— START DATA SHOWN —

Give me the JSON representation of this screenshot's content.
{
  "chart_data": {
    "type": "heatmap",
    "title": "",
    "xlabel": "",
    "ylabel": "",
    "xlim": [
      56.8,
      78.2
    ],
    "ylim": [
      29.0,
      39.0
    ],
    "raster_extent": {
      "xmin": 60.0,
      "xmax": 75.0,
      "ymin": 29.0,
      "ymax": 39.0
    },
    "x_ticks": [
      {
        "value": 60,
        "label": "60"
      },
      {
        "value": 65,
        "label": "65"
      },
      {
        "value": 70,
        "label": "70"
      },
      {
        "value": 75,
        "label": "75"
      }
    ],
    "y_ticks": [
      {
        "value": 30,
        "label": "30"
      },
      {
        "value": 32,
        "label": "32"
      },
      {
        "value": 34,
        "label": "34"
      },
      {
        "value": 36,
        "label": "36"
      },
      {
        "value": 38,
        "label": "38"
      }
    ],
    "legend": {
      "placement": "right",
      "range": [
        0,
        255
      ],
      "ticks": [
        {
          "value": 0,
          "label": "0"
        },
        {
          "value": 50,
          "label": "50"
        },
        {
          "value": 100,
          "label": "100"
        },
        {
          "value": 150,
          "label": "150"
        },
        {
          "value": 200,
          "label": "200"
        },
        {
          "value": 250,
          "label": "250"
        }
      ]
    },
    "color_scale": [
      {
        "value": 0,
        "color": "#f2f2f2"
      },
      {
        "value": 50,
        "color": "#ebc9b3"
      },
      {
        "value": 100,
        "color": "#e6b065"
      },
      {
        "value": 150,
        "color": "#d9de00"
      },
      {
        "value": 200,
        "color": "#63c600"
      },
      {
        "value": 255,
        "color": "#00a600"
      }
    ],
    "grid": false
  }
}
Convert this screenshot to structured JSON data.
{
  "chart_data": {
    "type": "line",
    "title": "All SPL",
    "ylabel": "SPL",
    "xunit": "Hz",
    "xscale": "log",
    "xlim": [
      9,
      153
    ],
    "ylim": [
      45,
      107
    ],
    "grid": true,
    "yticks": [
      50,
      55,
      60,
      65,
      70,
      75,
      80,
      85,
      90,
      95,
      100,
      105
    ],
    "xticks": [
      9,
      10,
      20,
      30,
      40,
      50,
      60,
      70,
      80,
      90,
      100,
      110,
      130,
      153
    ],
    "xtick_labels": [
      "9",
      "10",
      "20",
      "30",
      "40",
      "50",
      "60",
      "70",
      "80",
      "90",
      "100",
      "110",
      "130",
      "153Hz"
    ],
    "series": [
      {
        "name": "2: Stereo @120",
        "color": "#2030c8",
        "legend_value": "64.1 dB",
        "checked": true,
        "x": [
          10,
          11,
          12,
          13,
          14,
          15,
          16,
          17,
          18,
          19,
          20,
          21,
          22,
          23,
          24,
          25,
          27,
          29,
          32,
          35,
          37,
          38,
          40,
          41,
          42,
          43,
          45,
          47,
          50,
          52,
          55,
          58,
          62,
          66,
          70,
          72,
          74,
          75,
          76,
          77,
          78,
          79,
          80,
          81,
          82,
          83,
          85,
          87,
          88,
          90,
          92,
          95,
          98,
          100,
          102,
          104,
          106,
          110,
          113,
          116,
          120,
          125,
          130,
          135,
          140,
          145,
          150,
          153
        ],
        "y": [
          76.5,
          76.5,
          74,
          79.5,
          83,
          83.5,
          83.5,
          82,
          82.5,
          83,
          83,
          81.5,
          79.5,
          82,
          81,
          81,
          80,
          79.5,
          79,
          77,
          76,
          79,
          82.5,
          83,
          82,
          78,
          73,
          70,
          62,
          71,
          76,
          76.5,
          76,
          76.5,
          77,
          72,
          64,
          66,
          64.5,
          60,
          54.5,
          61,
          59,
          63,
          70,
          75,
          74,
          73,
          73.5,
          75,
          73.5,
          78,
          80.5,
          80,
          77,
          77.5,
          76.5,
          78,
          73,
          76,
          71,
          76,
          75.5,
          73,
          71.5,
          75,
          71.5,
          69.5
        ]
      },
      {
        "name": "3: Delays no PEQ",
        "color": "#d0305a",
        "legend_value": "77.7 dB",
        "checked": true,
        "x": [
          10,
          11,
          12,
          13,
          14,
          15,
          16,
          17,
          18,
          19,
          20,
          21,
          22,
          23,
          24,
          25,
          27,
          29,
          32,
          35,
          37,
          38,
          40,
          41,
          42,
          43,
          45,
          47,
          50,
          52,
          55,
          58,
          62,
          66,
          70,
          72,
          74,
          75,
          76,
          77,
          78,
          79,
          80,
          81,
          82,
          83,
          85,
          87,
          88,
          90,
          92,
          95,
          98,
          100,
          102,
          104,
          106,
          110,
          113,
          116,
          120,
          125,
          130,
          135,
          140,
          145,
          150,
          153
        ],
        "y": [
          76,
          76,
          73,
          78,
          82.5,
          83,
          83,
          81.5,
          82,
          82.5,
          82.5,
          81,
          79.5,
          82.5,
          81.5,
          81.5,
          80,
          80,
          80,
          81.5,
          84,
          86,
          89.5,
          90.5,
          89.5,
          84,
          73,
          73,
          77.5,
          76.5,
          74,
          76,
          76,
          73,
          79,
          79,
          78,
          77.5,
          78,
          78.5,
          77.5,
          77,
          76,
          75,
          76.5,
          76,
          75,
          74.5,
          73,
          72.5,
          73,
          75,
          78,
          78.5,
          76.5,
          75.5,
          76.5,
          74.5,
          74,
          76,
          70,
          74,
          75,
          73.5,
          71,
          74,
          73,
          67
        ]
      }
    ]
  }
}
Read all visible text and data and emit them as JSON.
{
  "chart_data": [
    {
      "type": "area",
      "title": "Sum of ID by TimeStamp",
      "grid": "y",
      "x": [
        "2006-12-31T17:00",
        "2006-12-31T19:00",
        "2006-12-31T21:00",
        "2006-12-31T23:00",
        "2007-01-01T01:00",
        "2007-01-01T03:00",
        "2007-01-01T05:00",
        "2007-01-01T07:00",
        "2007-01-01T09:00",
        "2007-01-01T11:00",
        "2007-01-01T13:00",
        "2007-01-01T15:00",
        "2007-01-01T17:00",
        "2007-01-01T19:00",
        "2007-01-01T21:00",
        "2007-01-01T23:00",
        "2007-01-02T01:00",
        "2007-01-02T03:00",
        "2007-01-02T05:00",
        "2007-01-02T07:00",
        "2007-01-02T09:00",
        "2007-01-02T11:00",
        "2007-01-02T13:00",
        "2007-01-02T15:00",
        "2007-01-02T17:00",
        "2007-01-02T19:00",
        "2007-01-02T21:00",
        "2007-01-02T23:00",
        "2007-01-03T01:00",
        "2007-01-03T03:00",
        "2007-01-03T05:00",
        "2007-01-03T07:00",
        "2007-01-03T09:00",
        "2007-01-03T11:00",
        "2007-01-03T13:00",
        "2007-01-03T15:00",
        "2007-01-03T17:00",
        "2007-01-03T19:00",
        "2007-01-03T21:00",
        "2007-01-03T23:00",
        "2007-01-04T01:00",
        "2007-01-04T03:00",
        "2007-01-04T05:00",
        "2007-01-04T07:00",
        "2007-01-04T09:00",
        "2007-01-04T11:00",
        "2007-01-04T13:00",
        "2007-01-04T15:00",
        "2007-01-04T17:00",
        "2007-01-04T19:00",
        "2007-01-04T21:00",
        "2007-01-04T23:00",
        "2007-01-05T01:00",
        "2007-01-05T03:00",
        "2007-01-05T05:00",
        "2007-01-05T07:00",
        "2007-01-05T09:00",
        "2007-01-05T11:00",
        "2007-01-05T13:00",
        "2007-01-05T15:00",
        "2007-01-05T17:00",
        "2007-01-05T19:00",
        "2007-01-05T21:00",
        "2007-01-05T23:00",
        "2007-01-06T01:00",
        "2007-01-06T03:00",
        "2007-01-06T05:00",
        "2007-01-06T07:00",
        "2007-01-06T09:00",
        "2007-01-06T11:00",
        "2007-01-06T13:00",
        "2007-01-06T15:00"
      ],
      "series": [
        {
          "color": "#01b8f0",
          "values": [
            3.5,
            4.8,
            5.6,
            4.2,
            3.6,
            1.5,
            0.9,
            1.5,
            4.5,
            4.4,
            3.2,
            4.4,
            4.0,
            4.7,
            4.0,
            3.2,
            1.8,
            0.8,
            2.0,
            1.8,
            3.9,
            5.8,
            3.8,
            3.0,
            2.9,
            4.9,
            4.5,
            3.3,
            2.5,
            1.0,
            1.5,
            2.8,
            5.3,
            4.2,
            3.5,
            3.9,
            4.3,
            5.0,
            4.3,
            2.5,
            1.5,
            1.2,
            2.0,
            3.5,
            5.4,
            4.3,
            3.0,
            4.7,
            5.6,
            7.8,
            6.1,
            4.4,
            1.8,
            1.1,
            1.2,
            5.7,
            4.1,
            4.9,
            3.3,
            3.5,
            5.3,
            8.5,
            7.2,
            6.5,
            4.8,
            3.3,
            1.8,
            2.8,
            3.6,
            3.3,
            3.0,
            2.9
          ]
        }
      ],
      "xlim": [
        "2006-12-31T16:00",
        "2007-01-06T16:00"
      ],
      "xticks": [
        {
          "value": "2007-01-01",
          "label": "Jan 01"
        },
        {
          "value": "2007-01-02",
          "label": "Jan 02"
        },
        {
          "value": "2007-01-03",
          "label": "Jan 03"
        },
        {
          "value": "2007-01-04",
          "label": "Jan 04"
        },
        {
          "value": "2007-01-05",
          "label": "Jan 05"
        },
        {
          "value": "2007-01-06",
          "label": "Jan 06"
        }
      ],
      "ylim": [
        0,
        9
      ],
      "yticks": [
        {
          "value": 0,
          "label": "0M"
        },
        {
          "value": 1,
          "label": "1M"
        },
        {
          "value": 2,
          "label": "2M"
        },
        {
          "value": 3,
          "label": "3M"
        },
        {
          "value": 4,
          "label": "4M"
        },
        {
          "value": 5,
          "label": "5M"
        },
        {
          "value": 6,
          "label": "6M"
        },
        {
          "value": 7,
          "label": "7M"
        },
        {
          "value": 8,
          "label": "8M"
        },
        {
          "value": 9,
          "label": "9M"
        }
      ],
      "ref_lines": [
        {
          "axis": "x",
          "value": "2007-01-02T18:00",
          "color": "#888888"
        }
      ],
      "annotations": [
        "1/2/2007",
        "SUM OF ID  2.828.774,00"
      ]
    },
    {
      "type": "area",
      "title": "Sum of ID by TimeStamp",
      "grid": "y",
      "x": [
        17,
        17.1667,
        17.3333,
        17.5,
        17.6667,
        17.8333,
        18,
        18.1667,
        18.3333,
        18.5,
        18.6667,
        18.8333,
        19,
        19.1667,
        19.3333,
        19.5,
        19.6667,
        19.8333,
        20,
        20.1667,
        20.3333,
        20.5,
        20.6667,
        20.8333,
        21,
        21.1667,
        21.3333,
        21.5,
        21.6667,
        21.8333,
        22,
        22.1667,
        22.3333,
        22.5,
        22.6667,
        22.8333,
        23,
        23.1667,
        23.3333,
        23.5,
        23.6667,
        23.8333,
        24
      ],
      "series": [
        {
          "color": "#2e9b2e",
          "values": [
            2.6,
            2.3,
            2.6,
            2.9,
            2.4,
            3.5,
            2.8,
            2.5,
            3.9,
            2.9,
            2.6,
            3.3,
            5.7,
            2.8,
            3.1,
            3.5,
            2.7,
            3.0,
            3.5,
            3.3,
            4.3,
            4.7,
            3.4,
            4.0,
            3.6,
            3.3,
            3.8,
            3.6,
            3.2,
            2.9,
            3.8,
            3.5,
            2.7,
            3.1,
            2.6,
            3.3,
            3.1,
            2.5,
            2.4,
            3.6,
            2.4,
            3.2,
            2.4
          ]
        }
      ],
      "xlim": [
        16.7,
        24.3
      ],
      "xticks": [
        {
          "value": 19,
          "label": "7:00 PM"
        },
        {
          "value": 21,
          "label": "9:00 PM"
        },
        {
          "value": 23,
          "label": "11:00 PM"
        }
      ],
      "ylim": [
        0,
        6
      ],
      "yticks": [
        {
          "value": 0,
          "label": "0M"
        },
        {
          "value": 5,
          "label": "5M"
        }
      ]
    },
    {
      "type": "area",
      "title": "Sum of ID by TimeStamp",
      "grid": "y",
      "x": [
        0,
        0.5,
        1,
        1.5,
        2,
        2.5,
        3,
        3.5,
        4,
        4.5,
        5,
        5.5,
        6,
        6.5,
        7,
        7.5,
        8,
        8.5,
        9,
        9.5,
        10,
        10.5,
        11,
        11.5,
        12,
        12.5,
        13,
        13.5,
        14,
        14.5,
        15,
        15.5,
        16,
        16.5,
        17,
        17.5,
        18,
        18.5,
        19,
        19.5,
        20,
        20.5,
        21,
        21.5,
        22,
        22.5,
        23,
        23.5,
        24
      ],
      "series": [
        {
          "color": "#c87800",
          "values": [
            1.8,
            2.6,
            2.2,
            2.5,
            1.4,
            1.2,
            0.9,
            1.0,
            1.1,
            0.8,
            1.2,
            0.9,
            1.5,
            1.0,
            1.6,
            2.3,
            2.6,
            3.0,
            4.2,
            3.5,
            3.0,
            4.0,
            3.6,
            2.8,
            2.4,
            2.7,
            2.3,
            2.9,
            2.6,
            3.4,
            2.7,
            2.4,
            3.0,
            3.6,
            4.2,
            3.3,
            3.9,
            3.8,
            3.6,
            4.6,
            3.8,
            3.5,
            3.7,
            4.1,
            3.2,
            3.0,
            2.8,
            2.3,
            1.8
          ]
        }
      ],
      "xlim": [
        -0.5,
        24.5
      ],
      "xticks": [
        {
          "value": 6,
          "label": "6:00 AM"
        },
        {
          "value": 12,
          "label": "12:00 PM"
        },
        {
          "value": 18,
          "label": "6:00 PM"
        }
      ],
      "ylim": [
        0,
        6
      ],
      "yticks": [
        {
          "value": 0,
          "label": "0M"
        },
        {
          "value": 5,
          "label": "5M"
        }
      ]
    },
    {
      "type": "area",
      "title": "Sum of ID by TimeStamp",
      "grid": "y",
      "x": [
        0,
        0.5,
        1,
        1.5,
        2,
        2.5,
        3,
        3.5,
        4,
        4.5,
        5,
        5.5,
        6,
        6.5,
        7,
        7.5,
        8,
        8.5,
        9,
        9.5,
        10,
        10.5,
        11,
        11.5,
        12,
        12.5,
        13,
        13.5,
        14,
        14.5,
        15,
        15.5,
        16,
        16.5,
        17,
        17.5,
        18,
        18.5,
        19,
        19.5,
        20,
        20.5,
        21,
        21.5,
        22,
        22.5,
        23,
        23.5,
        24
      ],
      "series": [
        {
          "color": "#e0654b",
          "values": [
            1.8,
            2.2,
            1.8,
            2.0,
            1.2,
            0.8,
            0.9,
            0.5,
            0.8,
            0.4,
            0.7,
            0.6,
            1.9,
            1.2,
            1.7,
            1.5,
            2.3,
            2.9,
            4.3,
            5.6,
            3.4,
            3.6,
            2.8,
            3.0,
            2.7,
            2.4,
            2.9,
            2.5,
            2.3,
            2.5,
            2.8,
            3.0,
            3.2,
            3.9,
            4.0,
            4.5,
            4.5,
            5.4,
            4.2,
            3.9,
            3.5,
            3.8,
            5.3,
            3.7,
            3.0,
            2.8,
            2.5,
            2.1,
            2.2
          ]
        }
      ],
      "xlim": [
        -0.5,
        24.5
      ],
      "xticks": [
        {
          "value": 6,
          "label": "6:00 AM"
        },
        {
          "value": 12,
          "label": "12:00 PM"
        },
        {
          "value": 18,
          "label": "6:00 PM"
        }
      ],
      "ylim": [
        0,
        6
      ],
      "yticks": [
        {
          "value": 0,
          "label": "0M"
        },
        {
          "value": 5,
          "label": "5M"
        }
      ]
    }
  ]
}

— END DATA SHOWN —

Extract every line containing the string "name" from the material.

● **RESPONSE FOR THIS EXERCISE**
        "name": "2: Stereo @120",
        "name": "3: Delays no PEQ",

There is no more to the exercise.